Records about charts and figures
******

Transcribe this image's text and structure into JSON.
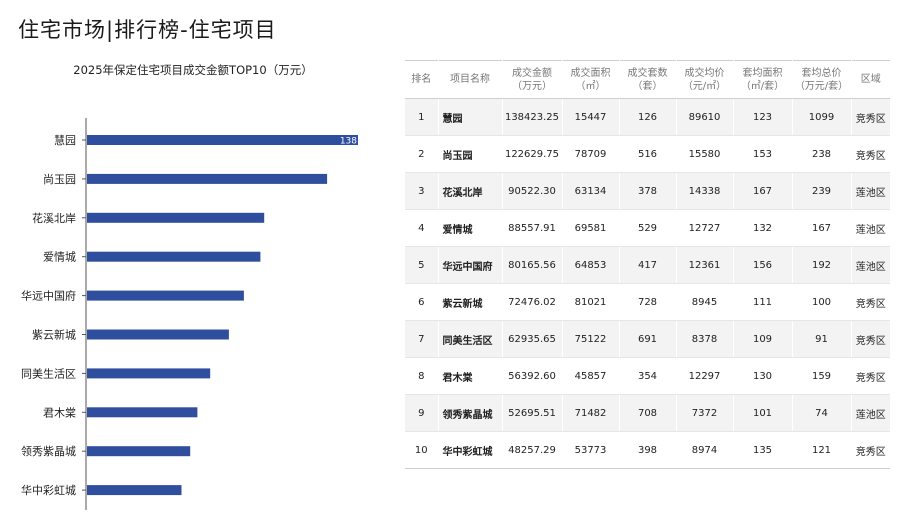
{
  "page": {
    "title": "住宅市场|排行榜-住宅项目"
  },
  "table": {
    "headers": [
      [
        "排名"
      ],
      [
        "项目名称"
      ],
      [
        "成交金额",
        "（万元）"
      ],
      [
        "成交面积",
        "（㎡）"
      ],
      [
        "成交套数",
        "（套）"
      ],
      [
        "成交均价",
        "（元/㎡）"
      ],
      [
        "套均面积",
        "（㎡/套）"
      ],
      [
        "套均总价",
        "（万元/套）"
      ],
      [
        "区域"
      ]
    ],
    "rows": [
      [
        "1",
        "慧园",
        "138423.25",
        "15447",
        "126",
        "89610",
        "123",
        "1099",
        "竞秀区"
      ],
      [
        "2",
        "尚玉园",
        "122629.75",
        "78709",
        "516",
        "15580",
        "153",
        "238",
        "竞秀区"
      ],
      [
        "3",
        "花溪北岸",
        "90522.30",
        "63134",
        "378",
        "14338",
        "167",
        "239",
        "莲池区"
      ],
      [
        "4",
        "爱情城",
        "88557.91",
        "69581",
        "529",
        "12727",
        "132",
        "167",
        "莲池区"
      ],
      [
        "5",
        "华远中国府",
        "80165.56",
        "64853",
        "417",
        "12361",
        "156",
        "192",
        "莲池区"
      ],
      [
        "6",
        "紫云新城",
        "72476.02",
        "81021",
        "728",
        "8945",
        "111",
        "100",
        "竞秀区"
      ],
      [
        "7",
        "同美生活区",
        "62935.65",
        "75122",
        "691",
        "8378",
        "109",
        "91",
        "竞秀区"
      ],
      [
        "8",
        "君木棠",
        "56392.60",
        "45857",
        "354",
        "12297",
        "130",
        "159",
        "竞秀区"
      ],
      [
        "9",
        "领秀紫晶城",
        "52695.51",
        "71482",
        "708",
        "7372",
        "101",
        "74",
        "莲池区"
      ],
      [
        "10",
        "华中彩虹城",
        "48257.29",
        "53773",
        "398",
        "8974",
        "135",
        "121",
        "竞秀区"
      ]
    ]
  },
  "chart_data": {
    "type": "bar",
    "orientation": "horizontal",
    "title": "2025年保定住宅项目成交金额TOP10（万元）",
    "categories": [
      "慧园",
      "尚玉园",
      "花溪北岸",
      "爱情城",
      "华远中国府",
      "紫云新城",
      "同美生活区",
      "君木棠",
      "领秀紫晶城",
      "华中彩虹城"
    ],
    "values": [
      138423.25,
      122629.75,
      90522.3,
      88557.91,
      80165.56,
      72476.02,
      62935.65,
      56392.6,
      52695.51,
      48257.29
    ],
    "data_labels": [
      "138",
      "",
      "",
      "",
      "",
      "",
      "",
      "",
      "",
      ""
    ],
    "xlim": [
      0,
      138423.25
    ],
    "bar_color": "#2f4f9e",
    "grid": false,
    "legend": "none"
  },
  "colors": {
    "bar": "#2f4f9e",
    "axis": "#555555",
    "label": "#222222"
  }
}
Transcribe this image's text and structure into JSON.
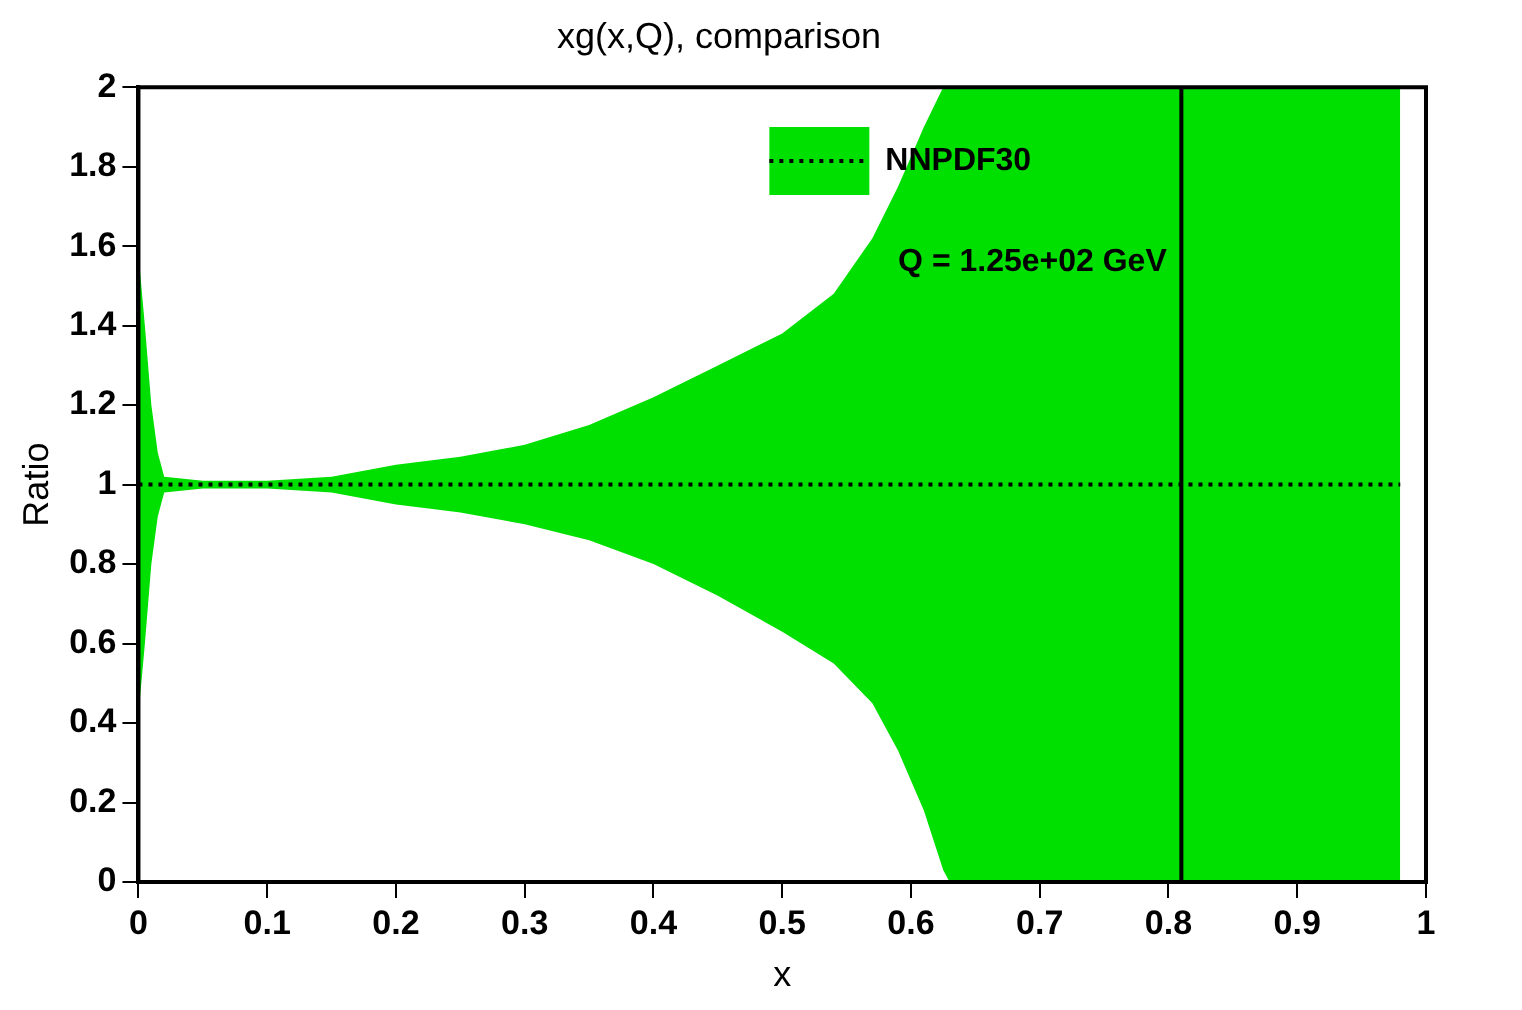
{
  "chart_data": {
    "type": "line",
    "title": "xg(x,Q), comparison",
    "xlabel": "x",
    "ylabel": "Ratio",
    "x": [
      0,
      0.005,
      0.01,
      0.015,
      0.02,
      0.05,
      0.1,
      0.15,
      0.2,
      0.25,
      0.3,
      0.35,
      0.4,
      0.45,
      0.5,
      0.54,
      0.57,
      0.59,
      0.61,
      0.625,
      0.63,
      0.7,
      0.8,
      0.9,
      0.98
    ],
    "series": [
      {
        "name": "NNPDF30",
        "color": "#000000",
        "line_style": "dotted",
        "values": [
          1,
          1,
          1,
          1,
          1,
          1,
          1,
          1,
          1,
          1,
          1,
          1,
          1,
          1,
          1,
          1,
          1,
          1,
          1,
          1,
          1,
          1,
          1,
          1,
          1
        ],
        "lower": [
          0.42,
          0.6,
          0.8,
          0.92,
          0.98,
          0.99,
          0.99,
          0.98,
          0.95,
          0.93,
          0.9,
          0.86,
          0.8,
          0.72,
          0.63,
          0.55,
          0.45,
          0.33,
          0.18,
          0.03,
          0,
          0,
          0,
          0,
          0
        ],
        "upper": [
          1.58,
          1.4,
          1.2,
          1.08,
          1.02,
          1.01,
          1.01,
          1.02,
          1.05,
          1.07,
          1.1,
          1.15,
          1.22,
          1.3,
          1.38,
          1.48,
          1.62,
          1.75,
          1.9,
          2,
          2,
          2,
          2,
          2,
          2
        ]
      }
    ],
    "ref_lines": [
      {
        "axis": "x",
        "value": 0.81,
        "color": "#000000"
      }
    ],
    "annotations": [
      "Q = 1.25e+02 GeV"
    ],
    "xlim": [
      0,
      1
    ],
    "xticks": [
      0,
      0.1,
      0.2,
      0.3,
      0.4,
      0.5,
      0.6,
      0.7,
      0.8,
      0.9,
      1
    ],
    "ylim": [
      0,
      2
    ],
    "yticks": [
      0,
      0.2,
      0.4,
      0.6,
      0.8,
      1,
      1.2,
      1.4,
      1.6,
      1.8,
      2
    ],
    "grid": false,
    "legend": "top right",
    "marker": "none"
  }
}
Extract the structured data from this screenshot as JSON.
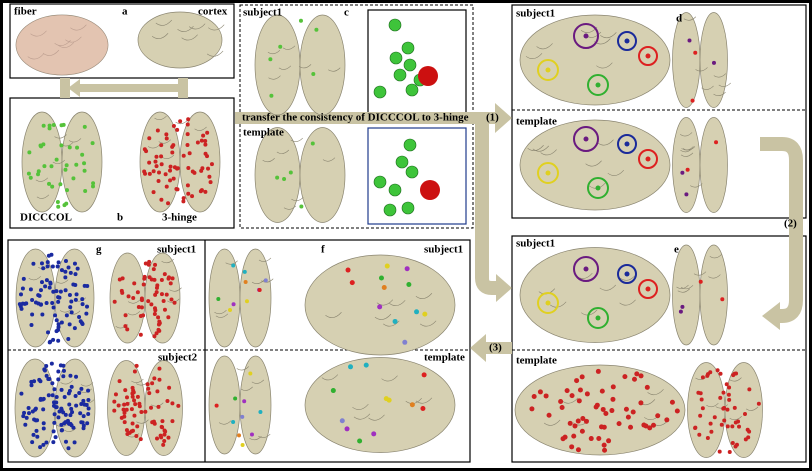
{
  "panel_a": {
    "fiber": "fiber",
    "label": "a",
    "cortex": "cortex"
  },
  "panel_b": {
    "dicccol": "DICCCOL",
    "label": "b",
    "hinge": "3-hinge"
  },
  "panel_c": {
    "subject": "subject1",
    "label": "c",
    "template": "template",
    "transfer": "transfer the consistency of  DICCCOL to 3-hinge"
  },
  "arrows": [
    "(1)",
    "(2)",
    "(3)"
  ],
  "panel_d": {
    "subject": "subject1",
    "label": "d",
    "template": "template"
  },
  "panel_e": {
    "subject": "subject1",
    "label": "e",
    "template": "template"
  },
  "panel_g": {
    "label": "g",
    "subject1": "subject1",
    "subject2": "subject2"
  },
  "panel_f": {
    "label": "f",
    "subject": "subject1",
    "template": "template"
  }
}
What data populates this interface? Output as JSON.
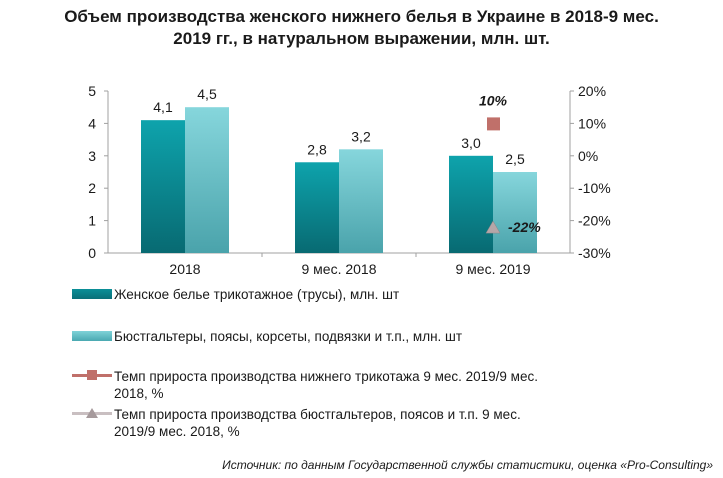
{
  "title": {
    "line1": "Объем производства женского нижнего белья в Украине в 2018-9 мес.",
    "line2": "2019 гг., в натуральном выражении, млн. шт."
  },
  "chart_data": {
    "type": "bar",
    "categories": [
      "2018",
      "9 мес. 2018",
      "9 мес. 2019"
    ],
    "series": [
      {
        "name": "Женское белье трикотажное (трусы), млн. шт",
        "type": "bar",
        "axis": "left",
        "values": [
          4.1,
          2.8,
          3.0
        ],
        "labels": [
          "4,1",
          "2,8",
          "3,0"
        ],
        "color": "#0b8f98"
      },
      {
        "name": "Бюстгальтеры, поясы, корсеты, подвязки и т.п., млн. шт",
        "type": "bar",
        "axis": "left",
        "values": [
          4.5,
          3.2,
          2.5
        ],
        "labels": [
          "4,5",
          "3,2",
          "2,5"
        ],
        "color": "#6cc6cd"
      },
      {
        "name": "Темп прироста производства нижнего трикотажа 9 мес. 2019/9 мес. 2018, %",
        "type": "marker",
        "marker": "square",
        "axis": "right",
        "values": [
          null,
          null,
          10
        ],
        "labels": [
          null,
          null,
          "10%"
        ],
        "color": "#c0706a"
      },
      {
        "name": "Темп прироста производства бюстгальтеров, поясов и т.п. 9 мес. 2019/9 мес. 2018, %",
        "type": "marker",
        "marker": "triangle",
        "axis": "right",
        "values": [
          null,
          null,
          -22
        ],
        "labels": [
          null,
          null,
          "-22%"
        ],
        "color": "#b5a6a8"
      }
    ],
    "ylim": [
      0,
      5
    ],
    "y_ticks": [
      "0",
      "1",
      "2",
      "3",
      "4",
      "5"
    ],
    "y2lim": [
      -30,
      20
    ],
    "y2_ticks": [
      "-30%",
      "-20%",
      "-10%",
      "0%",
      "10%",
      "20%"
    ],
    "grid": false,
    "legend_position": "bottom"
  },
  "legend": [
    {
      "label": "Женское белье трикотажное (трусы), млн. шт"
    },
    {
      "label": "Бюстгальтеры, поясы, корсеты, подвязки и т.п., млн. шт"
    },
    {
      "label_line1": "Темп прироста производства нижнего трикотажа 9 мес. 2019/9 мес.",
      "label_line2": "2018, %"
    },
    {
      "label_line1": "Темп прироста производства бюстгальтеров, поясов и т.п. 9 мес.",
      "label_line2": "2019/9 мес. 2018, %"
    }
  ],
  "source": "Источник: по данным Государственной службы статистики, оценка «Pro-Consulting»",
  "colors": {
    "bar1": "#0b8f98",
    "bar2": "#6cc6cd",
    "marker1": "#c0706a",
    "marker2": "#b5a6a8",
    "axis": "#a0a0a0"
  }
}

******

→ Requirements:
Identify the lines above with the word "Женское". Copy them.

→ Exercise solution:
        "name": "Женское белье трикотажное (трусы), млн. шт",
      "label": "Женское белье трикотажное (трусы), млн. шт"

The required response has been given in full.